(Collection entries)

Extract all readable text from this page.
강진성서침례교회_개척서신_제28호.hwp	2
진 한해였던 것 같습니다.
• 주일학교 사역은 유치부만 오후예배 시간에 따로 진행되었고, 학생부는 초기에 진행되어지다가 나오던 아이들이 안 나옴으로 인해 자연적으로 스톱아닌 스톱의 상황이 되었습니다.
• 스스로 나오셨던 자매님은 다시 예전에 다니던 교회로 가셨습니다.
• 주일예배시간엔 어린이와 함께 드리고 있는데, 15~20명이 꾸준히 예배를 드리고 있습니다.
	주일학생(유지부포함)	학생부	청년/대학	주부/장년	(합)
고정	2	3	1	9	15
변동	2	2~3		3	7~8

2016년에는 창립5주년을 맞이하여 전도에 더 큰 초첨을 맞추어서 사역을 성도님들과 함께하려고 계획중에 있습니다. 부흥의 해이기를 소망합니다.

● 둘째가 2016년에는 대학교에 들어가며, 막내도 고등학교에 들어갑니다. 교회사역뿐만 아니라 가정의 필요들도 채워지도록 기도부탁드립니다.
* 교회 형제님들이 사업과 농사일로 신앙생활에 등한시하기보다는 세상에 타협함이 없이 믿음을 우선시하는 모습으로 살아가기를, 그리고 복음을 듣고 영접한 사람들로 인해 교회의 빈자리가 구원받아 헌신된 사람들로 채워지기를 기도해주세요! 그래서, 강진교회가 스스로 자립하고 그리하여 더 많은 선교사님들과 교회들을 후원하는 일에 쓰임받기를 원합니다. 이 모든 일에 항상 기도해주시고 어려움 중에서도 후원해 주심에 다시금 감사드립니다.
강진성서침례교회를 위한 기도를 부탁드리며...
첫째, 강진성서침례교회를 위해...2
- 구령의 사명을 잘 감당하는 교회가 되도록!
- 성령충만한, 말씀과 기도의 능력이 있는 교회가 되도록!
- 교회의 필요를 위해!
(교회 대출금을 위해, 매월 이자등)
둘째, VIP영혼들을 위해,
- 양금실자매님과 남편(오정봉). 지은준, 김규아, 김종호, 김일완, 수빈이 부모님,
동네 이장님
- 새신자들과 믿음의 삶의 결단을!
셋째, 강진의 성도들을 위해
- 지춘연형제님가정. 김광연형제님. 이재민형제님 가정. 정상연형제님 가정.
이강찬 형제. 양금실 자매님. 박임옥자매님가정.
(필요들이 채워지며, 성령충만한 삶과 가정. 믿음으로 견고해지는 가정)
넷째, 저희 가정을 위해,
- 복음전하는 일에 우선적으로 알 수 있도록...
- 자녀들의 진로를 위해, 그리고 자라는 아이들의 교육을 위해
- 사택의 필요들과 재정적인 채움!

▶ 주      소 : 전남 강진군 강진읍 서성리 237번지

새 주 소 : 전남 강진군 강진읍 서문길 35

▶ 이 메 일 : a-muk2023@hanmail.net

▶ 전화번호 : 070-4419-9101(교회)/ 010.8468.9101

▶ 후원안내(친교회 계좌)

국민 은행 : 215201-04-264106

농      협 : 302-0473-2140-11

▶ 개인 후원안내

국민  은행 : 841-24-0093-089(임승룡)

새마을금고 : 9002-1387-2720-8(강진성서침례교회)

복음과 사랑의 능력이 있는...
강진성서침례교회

**What the task asks**
Scan the listing above for the word "강진성서침례교회를" and show each line where it is found.

**Answer below**
강진성서침례교회를 위한 기도를 부탁드리며...
첫째, 강진성서침례교회를 위해...2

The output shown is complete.